# Given task
Put every line of the items below into a Markdown table with two columns, No. and Text. Number each row and leave out blank lines.

# Data supplied
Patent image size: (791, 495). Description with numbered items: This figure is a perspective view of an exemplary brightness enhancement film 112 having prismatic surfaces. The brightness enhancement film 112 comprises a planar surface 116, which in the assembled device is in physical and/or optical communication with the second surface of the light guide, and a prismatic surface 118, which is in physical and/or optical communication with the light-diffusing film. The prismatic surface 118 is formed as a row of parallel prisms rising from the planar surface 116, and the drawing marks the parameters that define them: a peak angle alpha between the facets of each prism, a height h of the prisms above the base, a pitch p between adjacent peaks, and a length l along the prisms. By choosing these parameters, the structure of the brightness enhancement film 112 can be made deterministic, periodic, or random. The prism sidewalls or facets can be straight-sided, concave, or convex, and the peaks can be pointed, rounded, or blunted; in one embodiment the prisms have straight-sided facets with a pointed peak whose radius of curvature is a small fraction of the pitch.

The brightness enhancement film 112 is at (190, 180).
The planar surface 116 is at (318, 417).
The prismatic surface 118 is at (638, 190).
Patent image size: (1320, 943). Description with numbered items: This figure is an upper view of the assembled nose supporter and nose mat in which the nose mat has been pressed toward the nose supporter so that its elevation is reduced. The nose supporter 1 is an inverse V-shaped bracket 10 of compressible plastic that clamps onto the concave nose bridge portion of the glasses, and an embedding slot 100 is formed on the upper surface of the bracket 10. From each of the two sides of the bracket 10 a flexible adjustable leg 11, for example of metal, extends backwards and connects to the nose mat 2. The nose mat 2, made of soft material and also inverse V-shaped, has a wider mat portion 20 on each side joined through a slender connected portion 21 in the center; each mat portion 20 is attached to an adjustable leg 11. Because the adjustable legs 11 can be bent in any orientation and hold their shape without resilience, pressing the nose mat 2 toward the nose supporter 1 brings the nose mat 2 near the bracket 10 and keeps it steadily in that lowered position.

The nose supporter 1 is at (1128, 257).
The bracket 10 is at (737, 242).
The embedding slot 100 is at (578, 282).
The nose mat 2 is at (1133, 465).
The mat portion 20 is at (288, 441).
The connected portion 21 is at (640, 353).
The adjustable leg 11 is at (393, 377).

# Result of the task
| No. | Text |
|---|---|
| 1 | Patent image size: (791, 495). Description with numbered items: This figure is a perspective view of an exemplary brightness enhancement film 112 having prismatic surfaces. The brightness enhancement film 112 comprises a planar surface 116, which in the assembled device is in physical and/or optical communication with the second surface of the light guide, and a prismatic surface 118, which is in physical and/or optical communication with the light-diffusing film. The prismatic surface 118 is formed as a row of parallel prisms rising from the planar surface 116, and the drawing marks the parameters that define them: a peak angle alpha between the facets of each prism, a height h of the prisms above the base, a pitch p between adjacent peaks, and a length l along the prisms. By choosing these parameters, the structure of the brightness enhancement film 112 can be made deterministic, periodic, or random. The prism sidewalls or facets can be straight-sided, concave, or convex, and the peaks can be pointed, rounded, or blunted; in one embodiment the prisms have straight-sided facets with a pointed peak whose radius of curvature is a small fraction of the pitch. |
| 2 | The brightness enhancement film 112 is at (190, 180). |
| 3 | The planar surface 116 is at (318, 417). |
| 4 | The prismatic surface 118 is at (638, 190). |
| 5 | Patent image size: (1320, 943). Description with numbered items: This figure is an upper view of the assembled nose supporter and nose mat in which the nose mat has been pressed toward the nose supporter so that its elevation is reduced. The nose supporter 1 is an inverse V-shaped bracket 10 of compressible plastic that clamps onto the concave nose bridge portion of the glasses, and an embedding slot 100 is formed on the upper surface of the bracket 10. From each of the two sides of the bracket 10 a flexible adjustable leg 11, for example of metal, extends backwards and connects to the nose mat 2. The nose mat 2, made of soft material and also inverse V-shaped, has a wider mat portion 20 on each side joined through a slender connected portion 21 in the center; each mat portion 20 is attached to an adjustable leg 11. Because the adjustable legs 11 can be bent in any orientation and hold their shape without resilience, pressing the nose mat 2 toward the nose supporter 1 brings the nose mat 2 near the bracket 10 and keeps it steadily in that lowered position. |
| 6 | The nose supporter 1 is at (1128, 257). |
| 7 | The bracket 10 is at (737, 242). |
| 8 | The embedding slot 100 is at (578, 282). |
| 9 | The nose mat 2 is at (1133, 465). |
| 10 | The mat portion 20 is at (288, 441). |
| 11 | The connected portion 21 is at (640, 353). |
| 12 | The adjustable leg 11 is at (393, 377). |